(Figure contents as structured data)
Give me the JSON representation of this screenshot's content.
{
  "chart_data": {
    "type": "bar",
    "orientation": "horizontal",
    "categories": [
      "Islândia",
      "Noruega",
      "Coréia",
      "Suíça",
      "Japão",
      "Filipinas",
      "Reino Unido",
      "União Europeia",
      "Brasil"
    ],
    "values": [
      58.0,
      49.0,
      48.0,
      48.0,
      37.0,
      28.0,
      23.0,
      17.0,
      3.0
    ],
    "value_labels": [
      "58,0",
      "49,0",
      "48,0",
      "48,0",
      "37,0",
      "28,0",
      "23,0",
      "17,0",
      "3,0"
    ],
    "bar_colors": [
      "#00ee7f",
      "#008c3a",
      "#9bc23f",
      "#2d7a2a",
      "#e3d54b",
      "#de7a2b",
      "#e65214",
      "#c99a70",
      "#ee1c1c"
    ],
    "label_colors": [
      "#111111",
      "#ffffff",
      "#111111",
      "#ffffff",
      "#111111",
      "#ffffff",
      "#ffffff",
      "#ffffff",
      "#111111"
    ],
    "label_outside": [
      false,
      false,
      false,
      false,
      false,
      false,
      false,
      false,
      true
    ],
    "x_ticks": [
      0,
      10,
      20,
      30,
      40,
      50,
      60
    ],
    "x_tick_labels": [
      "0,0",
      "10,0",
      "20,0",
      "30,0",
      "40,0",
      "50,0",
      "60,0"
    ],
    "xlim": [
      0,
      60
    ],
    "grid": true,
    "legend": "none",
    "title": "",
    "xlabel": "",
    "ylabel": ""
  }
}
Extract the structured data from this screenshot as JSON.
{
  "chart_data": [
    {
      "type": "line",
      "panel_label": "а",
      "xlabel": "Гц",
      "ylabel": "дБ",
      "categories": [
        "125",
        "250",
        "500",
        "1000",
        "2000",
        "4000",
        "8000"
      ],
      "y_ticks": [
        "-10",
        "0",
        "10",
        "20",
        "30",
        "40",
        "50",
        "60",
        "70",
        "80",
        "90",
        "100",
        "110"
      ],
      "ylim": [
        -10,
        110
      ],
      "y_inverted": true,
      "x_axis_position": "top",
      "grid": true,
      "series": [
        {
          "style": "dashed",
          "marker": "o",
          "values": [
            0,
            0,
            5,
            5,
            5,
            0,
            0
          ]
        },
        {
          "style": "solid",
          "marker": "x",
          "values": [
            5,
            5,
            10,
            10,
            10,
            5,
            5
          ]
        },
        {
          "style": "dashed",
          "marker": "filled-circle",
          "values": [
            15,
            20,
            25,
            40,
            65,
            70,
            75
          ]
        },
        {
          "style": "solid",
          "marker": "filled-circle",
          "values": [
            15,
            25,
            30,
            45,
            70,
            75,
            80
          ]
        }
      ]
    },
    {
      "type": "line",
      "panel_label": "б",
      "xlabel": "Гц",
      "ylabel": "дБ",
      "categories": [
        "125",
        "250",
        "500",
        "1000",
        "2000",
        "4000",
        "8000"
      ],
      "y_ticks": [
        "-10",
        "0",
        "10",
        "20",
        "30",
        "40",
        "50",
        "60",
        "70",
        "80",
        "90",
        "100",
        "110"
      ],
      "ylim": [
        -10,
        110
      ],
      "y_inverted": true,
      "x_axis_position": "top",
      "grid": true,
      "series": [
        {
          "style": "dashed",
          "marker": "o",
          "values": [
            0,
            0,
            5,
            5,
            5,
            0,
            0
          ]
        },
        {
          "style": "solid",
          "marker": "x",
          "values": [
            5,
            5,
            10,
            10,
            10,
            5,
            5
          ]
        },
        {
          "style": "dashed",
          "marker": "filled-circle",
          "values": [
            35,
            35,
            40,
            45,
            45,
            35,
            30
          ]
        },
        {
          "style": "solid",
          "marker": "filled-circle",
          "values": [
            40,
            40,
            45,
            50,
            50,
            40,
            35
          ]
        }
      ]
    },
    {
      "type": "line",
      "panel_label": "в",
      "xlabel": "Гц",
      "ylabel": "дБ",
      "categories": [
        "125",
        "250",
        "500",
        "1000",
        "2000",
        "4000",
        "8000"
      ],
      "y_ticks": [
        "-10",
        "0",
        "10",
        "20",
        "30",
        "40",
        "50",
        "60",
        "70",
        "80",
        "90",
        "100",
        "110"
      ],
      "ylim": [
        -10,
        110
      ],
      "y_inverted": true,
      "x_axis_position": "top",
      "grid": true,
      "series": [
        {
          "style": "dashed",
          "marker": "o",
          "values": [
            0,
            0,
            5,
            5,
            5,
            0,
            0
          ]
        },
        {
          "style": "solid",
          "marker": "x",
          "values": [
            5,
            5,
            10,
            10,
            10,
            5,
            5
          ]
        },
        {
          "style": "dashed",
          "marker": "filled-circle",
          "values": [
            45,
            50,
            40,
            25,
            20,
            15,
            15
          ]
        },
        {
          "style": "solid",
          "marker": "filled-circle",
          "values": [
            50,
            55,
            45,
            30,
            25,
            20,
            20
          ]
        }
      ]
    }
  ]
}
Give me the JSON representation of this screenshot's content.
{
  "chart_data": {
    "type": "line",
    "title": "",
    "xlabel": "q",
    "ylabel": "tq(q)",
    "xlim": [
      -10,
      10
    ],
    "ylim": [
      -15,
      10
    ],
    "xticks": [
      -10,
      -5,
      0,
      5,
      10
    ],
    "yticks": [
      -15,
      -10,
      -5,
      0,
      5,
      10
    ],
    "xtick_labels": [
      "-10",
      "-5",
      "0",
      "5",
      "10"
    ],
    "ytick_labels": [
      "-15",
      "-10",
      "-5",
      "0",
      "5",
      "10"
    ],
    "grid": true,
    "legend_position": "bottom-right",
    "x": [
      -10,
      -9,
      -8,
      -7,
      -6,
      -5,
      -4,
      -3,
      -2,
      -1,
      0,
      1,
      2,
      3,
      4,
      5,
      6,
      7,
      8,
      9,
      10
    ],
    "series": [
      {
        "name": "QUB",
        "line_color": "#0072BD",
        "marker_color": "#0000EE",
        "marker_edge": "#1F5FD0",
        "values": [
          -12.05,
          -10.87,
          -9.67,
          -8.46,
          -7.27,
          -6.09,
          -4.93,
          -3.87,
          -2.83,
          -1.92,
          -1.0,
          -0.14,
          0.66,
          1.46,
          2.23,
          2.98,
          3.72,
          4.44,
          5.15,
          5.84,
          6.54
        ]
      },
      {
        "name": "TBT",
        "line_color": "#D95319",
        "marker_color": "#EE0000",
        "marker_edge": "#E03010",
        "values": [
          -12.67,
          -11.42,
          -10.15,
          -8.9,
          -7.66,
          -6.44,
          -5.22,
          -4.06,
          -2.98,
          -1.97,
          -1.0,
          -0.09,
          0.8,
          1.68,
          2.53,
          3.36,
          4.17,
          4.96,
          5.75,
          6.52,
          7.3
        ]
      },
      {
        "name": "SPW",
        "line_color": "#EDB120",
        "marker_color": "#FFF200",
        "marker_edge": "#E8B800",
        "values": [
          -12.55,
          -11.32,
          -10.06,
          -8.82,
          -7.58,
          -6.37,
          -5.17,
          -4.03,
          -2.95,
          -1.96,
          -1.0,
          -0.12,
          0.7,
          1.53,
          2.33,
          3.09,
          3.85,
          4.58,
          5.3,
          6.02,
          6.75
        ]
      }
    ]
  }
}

_Aim of the exercise_
Quote the whole listing above, leaving nothing out.

_Solution to this exercise_
Give me the JSON representation of this screenshot's content.
{
  "chart_data": {
    "type": "bar",
    "orientation": "horizontal",
    "categories": [
      "Islândia",
      "Noruega",
      "Coréia",
      "Suíça",
      "Japão",
      "Filipinas",
      "Reino Unido",
      "União Europeia",
      "Brasil"
    ],
    "values": [
      58.0,
      49.0,
      48.0,
      48.0,
      37.0,
      28.0,
      23.0,
      17.0,
      3.0
    ],
    "value_labels": [
      "58,0",
      "49,0",
      "48,0",
      "48,0",
      "37,0",
      "28,0",
      "23,0",
      "17,0",
      "3,0"
    ],
    "bar_colors": [
      "#00ee7f",
      "#008c3a",
      "#9bc23f",
      "#2d7a2a",
      "#e3d54b",
      "#de7a2b",
      "#e65214",
      "#c99a70",
      "#ee1c1c"
    ],
    "label_colors": [
      "#111111",
      "#ffffff",
      "#111111",
      "#ffffff",
      "#111111",
      "#ffffff",
      "#ffffff",
      "#ffffff",
      "#111111"
    ],
    "label_outside": [
      false,
      false,
      false,
      false,
      false,
      false,
      false,
      false,
      true
    ],
    "x_ticks": [
      0,
      10,
      20,
      30,
      40,
      50,
      60
    ],
    "x_tick_labels": [
      "0,0",
      "10,0",
      "20,0",
      "30,0",
      "40,0",
      "50,0",
      "60,0"
    ],
    "xlim": [
      0,
      60
    ],
    "grid": true,
    "legend": "none",
    "title": "",
    "xlabel": "",
    "ylabel": ""
  }
}
Extract the structured data from this screenshot as JSON.
{
  "chart_data": [
    {
      "type": "line",
      "panel_label": "а",
      "xlabel": "Гц",
      "ylabel": "дБ",
      "categories": [
        "125",
        "250",
        "500",
        "1000",
        "2000",
        "4000",
        "8000"
      ],
      "y_ticks": [
        "-10",
        "0",
        "10",
        "20",
        "30",
        "40",
        "50",
        "60",
        "70",
        "80",
        "90",
        "100",
        "110"
      ],
      "ylim": [
        -10,
        110
      ],
      "y_inverted": true,
      "x_axis_position": "top",
      "grid": true,
      "series": [
        {
          "style": "dashed",
          "marker": "o",
          "values": [
            0,
            0,
            5,
            5,
            5,
            0,
            0
          ]
        },
        {
          "style": "solid",
          "marker": "x",
          "values": [
            5,
            5,
            10,
            10,
            10,
            5,
            5
          ]
        },
        {
          "style": "dashed",
          "marker": "filled-circle",
          "values": [
            15,
            20,
            25,
            40,
            65,
            70,
            75
          ]
        },
        {
          "style": "solid",
          "marker": "filled-circle",
          "values": [
            15,
            25,
            30,
            45,
            70,
            75,
            80
          ]
        }
      ]
    },
    {
      "type": "line",
      "panel_label": "б",
      "xlabel": "Гц",
      "ylabel": "дБ",
      "categories": [
        "125",
        "250",
        "500",
        "1000",
        "2000",
        "4000",
        "8000"
      ],
      "y_ticks": [
        "-10",
        "0",
        "10",
        "20",
        "30",
        "40",
        "50",
        "60",
        "70",
        "80",
        "90",
        "100",
        "110"
      ],
      "ylim": [
        -10,
        110
      ],
      "y_inverted": true,
      "x_axis_position": "top",
      "grid": true,
      "series": [
        {
          "style": "dashed",
          "marker": "o",
          "values": [
            0,
            0,
            5,
            5,
            5,
            0,
            0
          ]
        },
        {
          "style": "solid",
          "marker": "x",
          "values": [
            5,
            5,
            10,
            10,
            10,
            5,
            5
          ]
        },
        {
          "style": "dashed",
          "marker": "filled-circle",
          "values": [
            35,
            35,
            40,
            45,
            45,
            35,
            30
          ]
        },
        {
          "style": "solid",
          "marker": "filled-circle",
          "values": [
            40,
            40,
            45,
            50,
            50,
            40,
            35
          ]
        }
      ]
    },
    {
      "type": "line",
      "panel_label": "в",
      "xlabel": "Гц",
      "ylabel": "дБ",
      "categories": [
        "125",
        "250",
        "500",
        "1000",
        "2000",
        "4000",
        "8000"
      ],
      "y_ticks": [
        "-10",
        "0",
        "10",
        "20",
        "30",
        "40",
        "50",
        "60",
        "70",
        "80",
        "90",
        "100",
        "110"
      ],
      "ylim": [
        -10,
        110
      ],
      "y_inverted": true,
      "x_axis_position": "top",
      "grid": true,
      "series": [
        {
          "style": "dashed",
          "marker": "o",
          "values": [
            0,
            0,
            5,
            5,
            5,
            0,
            0
          ]
        },
        {
          "style": "solid",
          "marker": "x",
          "values": [
            5,
            5,
            10,
            10,
            10,
            5,
            5
          ]
        },
        {
          "style": "dashed",
          "marker": "filled-circle",
          "values": [
            45,
            50,
            40,
            25,
            20,
            15,
            15
          ]
        },
        {
          "style": "solid",
          "marker": "filled-circle",
          "values": [
            50,
            55,
            45,
            30,
            25,
            20,
            20
          ]
        }
      ]
    }
  ]
}
Give me the JSON representation of this screenshot's content.
{
  "chart_data": {
    "type": "line",
    "title": "",
    "xlabel": "q",
    "ylabel": "tq(q)",
    "xlim": [
      -10,
      10
    ],
    "ylim": [
      -15,
      10
    ],
    "xticks": [
      -10,
      -5,
      0,
      5,
      10
    ],
    "yticks": [
      -15,
      -10,
      -5,
      0,
      5,
      10
    ],
    "xtick_labels": [
      "-10",
      "-5",
      "0",
      "5",
      "10"
    ],
    "ytick_labels": [
      "-15",
      "-10",
      "-5",
      "0",
      "5",
      "10"
    ],
    "grid": true,
    "legend_position": "bottom-right",
    "x": [
      -10,
      -9,
      -8,
      -7,
      -6,
      -5,
      -4,
      -3,
      -2,
      -1,
      0,
      1,
      2,
      3,
      4,
      5,
      6,
      7,
      8,
      9,
      10
    ],
    "series": [
      {
        "name": "QUB",
        "line_color": "#0072BD",
        "marker_color": "#0000EE",
        "marker_edge": "#1F5FD0",
        "values": [
          -12.05,
          -10.87,
          -9.67,
          -8.46,
          -7.27,
          -6.09,
          -4.93,
          -3.87,
          -2.83,
          -1.92,
          -1.0,
          -0.14,
          0.66,
          1.46,
          2.23,
          2.98,
          3.72,
          4.44,
          5.15,
          5.84,
          6.54
        ]
      },
      {
        "name": "TBT",
        "line_color": "#D95319",
        "marker_color": "#EE0000",
        "marker_edge": "#E03010",
        "values": [
          -12.67,
          -11.42,
          -10.15,
          -8.9,
          -7.66,
          -6.44,
          -5.22,
          -4.06,
          -2.98,
          -1.97,
          -1.0,
          -0.09,
          0.8,
          1.68,
          2.53,
          3.36,
          4.17,
          4.96,
          5.75,
          6.52,
          7.3
        ]
      },
      {
        "name": "SPW",
        "line_color": "#EDB120",
        "marker_color": "#FFF200",
        "marker_edge": "#E8B800",
        "values": [
          -12.55,
          -11.32,
          -10.06,
          -8.82,
          -7.58,
          -6.37,
          -5.17,
          -4.03,
          -2.95,
          -1.96,
          -1.0,
          -0.12,
          0.7,
          1.53,
          2.33,
          3.09,
          3.85,
          4.58,
          5.3,
          6.02,
          6.75
        ]
      }
    ]
  }
}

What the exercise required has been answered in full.